▶ **WHAT YOU WILL DO**
Gather all lines in the entries that include the word "agrees".

▶ **MATERIAL FOR THE TASK**

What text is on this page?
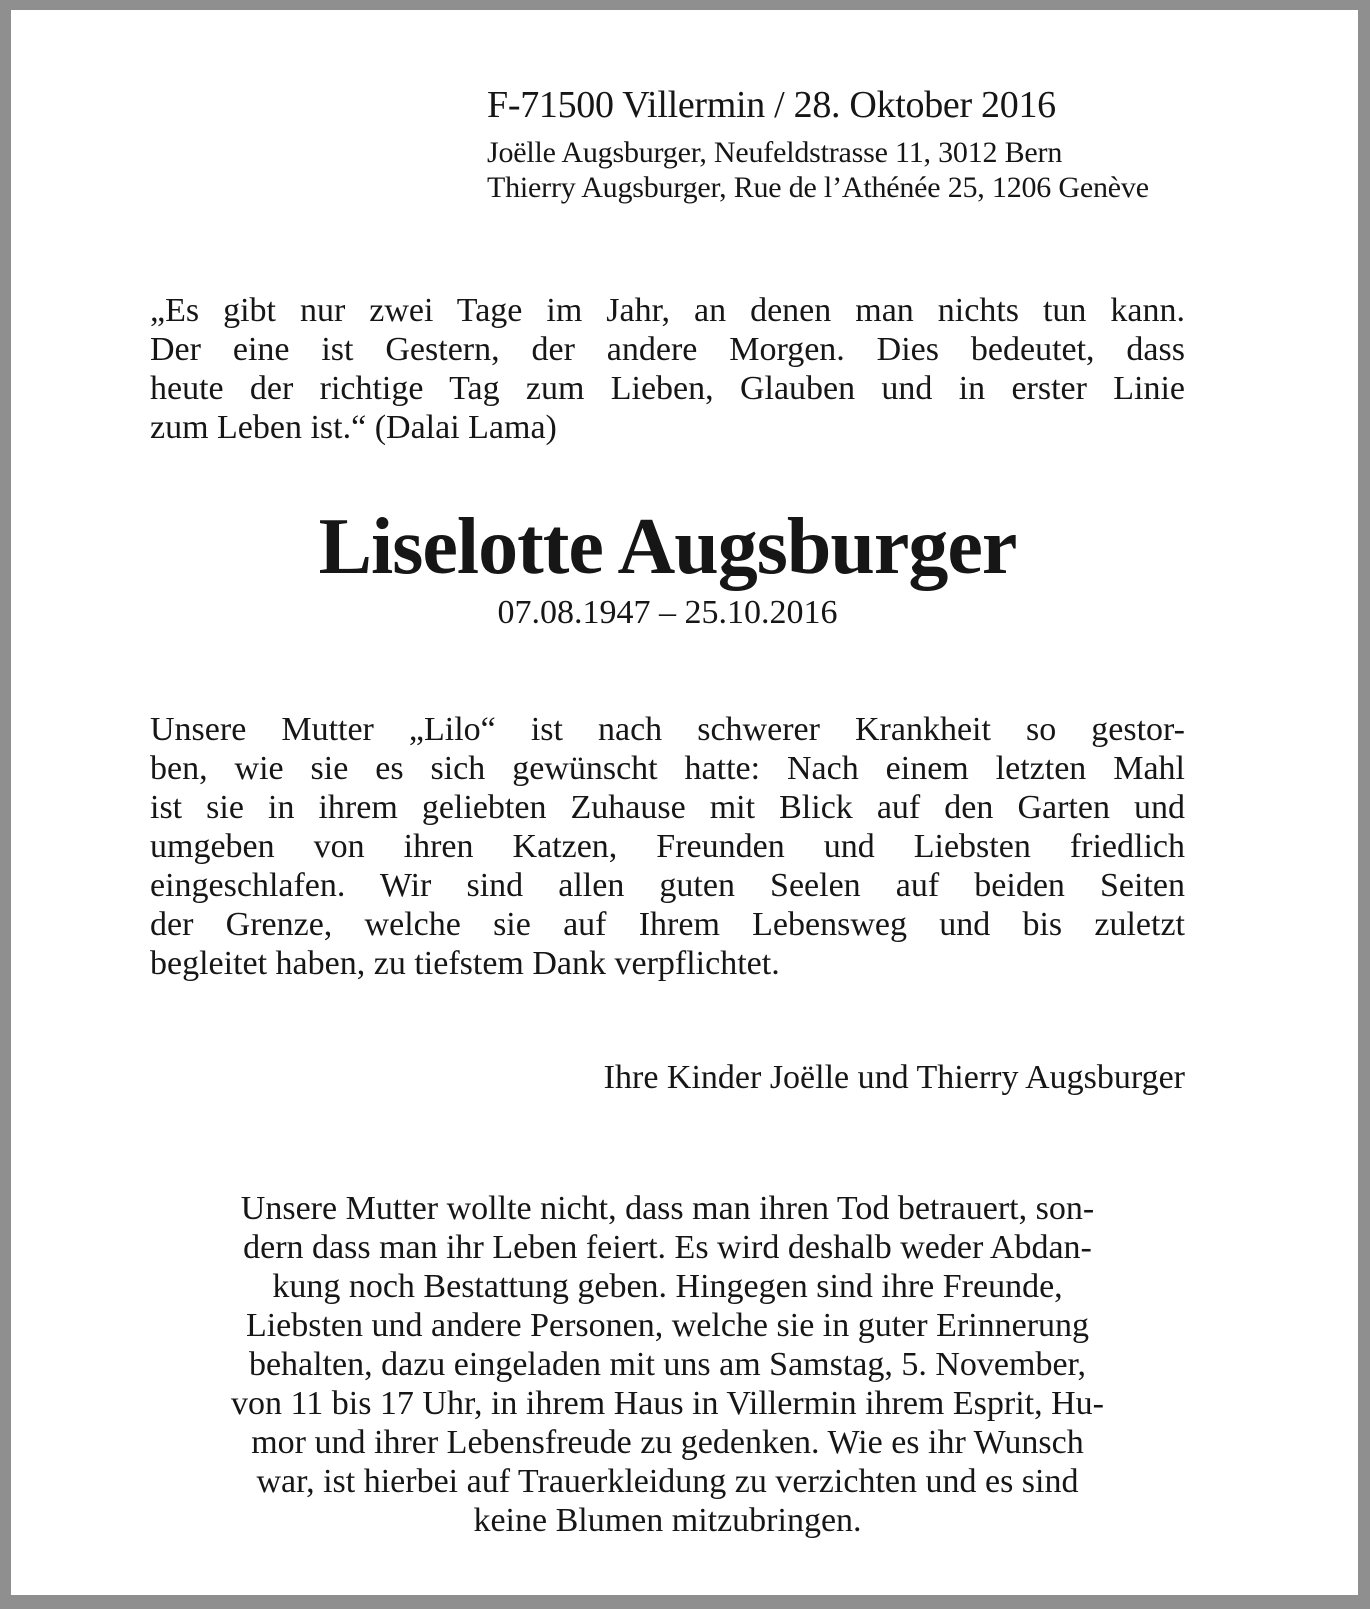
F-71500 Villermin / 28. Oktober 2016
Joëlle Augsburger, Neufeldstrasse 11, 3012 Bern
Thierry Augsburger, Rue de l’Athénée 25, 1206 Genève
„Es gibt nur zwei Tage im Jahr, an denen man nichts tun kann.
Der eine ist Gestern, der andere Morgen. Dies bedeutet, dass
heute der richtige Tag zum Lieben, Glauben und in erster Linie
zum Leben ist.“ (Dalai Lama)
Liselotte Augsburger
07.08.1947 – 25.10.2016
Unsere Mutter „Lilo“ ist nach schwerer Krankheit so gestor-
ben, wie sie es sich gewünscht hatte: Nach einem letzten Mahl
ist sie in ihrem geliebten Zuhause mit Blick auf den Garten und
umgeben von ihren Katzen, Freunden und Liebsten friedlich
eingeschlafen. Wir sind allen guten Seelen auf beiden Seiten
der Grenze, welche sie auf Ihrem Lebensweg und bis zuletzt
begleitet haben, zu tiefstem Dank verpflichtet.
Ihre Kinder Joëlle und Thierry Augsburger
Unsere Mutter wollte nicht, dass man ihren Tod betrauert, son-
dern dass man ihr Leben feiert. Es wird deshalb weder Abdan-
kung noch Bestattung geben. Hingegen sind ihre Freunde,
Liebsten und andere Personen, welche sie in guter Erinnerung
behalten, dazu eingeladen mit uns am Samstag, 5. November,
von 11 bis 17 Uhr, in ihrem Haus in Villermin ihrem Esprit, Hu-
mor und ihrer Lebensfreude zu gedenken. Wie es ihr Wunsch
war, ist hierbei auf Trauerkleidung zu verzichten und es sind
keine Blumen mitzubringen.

---

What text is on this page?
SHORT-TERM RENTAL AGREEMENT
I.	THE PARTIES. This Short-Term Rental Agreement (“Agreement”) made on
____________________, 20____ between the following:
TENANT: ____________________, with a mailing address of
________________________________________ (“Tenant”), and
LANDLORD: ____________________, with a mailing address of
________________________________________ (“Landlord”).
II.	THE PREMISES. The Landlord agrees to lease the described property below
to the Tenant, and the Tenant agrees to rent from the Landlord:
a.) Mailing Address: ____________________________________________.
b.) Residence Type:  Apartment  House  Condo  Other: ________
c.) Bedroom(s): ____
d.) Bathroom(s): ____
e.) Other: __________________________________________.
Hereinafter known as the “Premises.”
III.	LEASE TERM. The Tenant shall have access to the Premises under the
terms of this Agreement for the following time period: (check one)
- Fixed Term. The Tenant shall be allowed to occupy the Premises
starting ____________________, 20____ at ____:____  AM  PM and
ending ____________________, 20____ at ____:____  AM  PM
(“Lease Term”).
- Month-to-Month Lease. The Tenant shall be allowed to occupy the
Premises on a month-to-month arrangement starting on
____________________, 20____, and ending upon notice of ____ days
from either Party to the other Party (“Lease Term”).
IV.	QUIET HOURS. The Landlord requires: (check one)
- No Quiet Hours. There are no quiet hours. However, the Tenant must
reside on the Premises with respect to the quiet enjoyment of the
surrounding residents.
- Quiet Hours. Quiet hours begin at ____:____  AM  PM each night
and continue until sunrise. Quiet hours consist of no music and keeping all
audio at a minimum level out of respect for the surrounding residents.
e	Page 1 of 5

▶ **REPLY TO THE EXERCISE**
II.	THE PREMISES. The Landlord agrees to lease the described property below
to the Tenant, and the Tenant agrees to rent from the Landlord:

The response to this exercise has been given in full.